[Start]

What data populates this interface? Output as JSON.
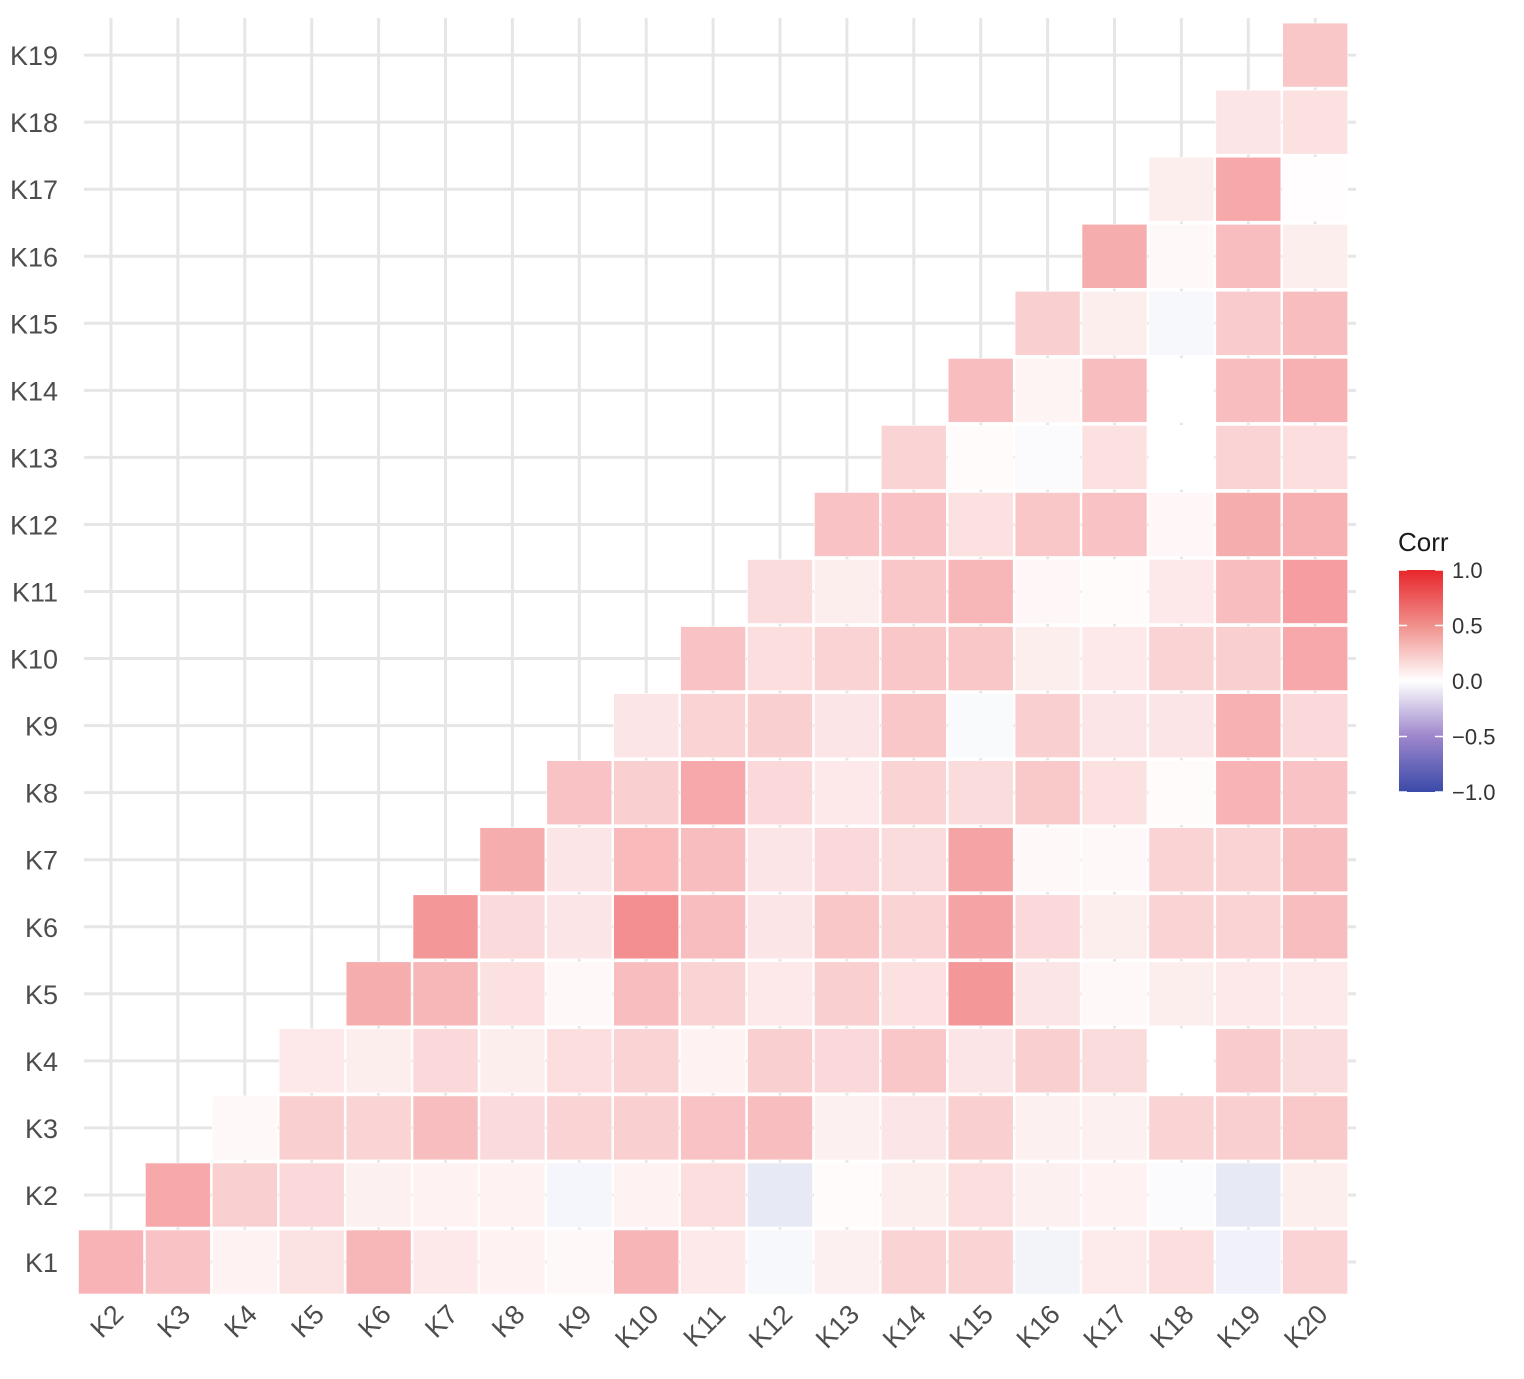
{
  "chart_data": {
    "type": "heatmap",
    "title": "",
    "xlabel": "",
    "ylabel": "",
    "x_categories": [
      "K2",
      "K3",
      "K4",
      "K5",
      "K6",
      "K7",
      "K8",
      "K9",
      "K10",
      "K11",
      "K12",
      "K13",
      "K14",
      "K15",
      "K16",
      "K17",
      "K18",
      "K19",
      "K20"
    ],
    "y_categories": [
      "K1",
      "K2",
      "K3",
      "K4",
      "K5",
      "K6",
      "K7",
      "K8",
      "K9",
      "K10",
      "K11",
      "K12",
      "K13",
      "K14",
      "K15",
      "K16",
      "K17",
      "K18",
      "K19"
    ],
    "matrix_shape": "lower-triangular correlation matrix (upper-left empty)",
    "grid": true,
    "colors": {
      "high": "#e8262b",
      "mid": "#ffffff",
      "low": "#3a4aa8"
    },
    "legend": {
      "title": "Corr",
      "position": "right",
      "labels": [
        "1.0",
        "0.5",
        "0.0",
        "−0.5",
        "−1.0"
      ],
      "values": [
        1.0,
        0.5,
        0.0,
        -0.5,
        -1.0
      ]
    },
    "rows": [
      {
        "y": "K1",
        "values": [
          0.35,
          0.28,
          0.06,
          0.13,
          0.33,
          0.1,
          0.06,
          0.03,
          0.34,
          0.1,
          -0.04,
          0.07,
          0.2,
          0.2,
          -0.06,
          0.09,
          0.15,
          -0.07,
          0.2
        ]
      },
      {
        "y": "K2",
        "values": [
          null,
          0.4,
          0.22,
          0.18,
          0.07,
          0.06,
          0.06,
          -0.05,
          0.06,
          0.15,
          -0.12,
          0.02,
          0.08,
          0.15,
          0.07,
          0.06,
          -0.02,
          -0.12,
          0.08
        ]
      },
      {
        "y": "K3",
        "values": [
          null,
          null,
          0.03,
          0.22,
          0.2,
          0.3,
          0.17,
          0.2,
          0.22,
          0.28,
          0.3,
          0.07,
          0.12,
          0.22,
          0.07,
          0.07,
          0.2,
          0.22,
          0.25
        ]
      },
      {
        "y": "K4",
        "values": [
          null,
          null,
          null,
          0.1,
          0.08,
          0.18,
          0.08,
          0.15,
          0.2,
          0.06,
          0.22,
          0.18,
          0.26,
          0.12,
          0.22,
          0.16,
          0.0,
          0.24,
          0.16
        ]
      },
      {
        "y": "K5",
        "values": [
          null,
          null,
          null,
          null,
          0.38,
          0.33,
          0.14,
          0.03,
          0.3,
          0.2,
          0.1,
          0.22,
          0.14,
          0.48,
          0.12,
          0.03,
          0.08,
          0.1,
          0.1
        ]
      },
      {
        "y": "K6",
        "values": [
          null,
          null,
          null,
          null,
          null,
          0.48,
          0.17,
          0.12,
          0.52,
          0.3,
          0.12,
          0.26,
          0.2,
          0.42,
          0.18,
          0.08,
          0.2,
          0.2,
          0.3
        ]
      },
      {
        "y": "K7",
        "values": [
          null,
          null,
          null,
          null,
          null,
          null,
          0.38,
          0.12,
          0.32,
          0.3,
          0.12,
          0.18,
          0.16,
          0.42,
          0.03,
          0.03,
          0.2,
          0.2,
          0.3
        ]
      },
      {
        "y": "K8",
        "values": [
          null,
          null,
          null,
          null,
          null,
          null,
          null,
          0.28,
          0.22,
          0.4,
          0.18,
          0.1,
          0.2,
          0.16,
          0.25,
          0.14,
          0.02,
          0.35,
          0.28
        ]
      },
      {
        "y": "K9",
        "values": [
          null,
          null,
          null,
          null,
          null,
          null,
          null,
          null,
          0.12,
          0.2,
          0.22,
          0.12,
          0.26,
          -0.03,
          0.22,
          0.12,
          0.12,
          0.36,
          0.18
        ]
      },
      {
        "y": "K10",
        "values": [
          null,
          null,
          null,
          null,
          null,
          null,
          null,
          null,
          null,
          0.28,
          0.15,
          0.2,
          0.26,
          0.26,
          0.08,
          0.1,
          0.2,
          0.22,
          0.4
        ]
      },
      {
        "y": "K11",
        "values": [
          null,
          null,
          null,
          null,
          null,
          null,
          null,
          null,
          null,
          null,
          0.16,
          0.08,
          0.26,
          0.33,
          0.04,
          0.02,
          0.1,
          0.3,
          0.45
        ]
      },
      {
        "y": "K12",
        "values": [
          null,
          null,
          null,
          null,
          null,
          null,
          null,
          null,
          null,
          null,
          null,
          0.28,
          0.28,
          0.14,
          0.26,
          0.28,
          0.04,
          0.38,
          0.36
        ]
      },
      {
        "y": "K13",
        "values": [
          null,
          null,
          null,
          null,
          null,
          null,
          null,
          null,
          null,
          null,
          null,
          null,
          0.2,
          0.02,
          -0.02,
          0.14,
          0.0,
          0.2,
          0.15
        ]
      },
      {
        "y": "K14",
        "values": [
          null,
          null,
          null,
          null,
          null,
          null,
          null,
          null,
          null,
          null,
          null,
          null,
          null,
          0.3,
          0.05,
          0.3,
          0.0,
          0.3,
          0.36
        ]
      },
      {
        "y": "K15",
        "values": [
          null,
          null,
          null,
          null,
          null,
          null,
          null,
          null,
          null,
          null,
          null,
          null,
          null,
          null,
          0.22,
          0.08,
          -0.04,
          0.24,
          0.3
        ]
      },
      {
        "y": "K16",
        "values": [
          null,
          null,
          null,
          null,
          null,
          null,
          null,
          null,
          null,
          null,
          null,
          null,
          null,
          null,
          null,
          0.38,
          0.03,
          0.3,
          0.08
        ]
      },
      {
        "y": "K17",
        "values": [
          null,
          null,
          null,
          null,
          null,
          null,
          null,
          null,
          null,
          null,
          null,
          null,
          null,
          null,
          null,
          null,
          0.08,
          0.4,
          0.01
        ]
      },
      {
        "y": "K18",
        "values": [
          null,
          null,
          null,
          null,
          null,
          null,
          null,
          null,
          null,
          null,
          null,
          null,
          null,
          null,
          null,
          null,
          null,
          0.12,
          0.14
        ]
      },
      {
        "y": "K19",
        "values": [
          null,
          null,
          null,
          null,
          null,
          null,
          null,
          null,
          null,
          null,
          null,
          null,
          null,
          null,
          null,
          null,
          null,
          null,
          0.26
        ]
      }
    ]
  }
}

[End]

Leave every image out, and retype the material exactly.

What data populates this interface? Output as JSON.
{
  "chart_data": {
    "type": "heatmap",
    "title": "",
    "xlabel": "",
    "ylabel": "",
    "x_categories": [
      "K2",
      "K3",
      "K4",
      "K5",
      "K6",
      "K7",
      "K8",
      "K9",
      "K10",
      "K11",
      "K12",
      "K13",
      "K14",
      "K15",
      "K16",
      "K17",
      "K18",
      "K19",
      "K20"
    ],
    "y_categories": [
      "K1",
      "K2",
      "K3",
      "K4",
      "K5",
      "K6",
      "K7",
      "K8",
      "K9",
      "K10",
      "K11",
      "K12",
      "K13",
      "K14",
      "K15",
      "K16",
      "K17",
      "K18",
      "K19"
    ],
    "matrix_shape": "lower-triangular correlation matrix (upper-left empty)",
    "grid": true,
    "colors": {
      "high": "#e8262b",
      "mid": "#ffffff",
      "low": "#3a4aa8"
    },
    "legend": {
      "title": "Corr",
      "position": "right",
      "labels": [
        "1.0",
        "0.5",
        "0.0",
        "−0.5",
        "−1.0"
      ],
      "values": [
        1.0,
        0.5,
        0.0,
        -0.5,
        -1.0
      ]
    },
    "rows": [
      {
        "y": "K1",
        "values": [
          0.35,
          0.28,
          0.06,
          0.13,
          0.33,
          0.1,
          0.06,
          0.03,
          0.34,
          0.1,
          -0.04,
          0.07,
          0.2,
          0.2,
          -0.06,
          0.09,
          0.15,
          -0.07,
          0.2
        ]
      },
      {
        "y": "K2",
        "values": [
          null,
          0.4,
          0.22,
          0.18,
          0.07,
          0.06,
          0.06,
          -0.05,
          0.06,
          0.15,
          -0.12,
          0.02,
          0.08,
          0.15,
          0.07,
          0.06,
          -0.02,
          -0.12,
          0.08
        ]
      },
      {
        "y": "K3",
        "values": [
          null,
          null,
          0.03,
          0.22,
          0.2,
          0.3,
          0.17,
          0.2,
          0.22,
          0.28,
          0.3,
          0.07,
          0.12,
          0.22,
          0.07,
          0.07,
          0.2,
          0.22,
          0.25
        ]
      },
      {
        "y": "K4",
        "values": [
          null,
          null,
          null,
          0.1,
          0.08,
          0.18,
          0.08,
          0.15,
          0.2,
          0.06,
          0.22,
          0.18,
          0.26,
          0.12,
          0.22,
          0.16,
          0.0,
          0.24,
          0.16
        ]
      },
      {
        "y": "K5",
        "values": [
          null,
          null,
          null,
          null,
          0.38,
          0.33,
          0.14,
          0.03,
          0.3,
          0.2,
          0.1,
          0.22,
          0.14,
          0.48,
          0.12,
          0.03,
          0.08,
          0.1,
          0.1
        ]
      },
      {
        "y": "K6",
        "values": [
          null,
          null,
          null,
          null,
          null,
          0.48,
          0.17,
          0.12,
          0.52,
          0.3,
          0.12,
          0.26,
          0.2,
          0.42,
          0.18,
          0.08,
          0.2,
          0.2,
          0.3
        ]
      },
      {
        "y": "K7",
        "values": [
          null,
          null,
          null,
          null,
          null,
          null,
          0.38,
          0.12,
          0.32,
          0.3,
          0.12,
          0.18,
          0.16,
          0.42,
          0.03,
          0.03,
          0.2,
          0.2,
          0.3
        ]
      },
      {
        "y": "K8",
        "values": [
          null,
          null,
          null,
          null,
          null,
          null,
          null,
          0.28,
          0.22,
          0.4,
          0.18,
          0.1,
          0.2,
          0.16,
          0.25,
          0.14,
          0.02,
          0.35,
          0.28
        ]
      },
      {
        "y": "K9",
        "values": [
          null,
          null,
          null,
          null,
          null,
          null,
          null,
          null,
          0.12,
          0.2,
          0.22,
          0.12,
          0.26,
          -0.03,
          0.22,
          0.12,
          0.12,
          0.36,
          0.18
        ]
      },
      {
        "y": "K10",
        "values": [
          null,
          null,
          null,
          null,
          null,
          null,
          null,
          null,
          null,
          0.28,
          0.15,
          0.2,
          0.26,
          0.26,
          0.08,
          0.1,
          0.2,
          0.22,
          0.4
        ]
      },
      {
        "y": "K11",
        "values": [
          null,
          null,
          null,
          null,
          null,
          null,
          null,
          null,
          null,
          null,
          0.16,
          0.08,
          0.26,
          0.33,
          0.04,
          0.02,
          0.1,
          0.3,
          0.45
        ]
      },
      {
        "y": "K12",
        "values": [
          null,
          null,
          null,
          null,
          null,
          null,
          null,
          null,
          null,
          null,
          null,
          0.28,
          0.28,
          0.14,
          0.26,
          0.28,
          0.04,
          0.38,
          0.36
        ]
      },
      {
        "y": "K13",
        "values": [
          null,
          null,
          null,
          null,
          null,
          null,
          null,
          null,
          null,
          null,
          null,
          null,
          0.2,
          0.02,
          -0.02,
          0.14,
          0.0,
          0.2,
          0.15
        ]
      },
      {
        "y": "K14",
        "values": [
          null,
          null,
          null,
          null,
          null,
          null,
          null,
          null,
          null,
          null,
          null,
          null,
          null,
          0.3,
          0.05,
          0.3,
          0.0,
          0.3,
          0.36
        ]
      },
      {
        "y": "K15",
        "values": [
          null,
          null,
          null,
          null,
          null,
          null,
          null,
          null,
          null,
          null,
          null,
          null,
          null,
          null,
          0.22,
          0.08,
          -0.04,
          0.24,
          0.3
        ]
      },
      {
        "y": "K16",
        "values": [
          null,
          null,
          null,
          null,
          null,
          null,
          null,
          null,
          null,
          null,
          null,
          null,
          null,
          null,
          null,
          0.38,
          0.03,
          0.3,
          0.08
        ]
      },
      {
        "y": "K17",
        "values": [
          null,
          null,
          null,
          null,
          null,
          null,
          null,
          null,
          null,
          null,
          null,
          null,
          null,
          null,
          null,
          null,
          0.08,
          0.4,
          0.01
        ]
      },
      {
        "y": "K18",
        "values": [
          null,
          null,
          null,
          null,
          null,
          null,
          null,
          null,
          null,
          null,
          null,
          null,
          null,
          null,
          null,
          null,
          null,
          0.12,
          0.14
        ]
      },
      {
        "y": "K19",
        "values": [
          null,
          null,
          null,
          null,
          null,
          null,
          null,
          null,
          null,
          null,
          null,
          null,
          null,
          null,
          null,
          null,
          null,
          null,
          0.26
        ]
      }
    ]
  }
}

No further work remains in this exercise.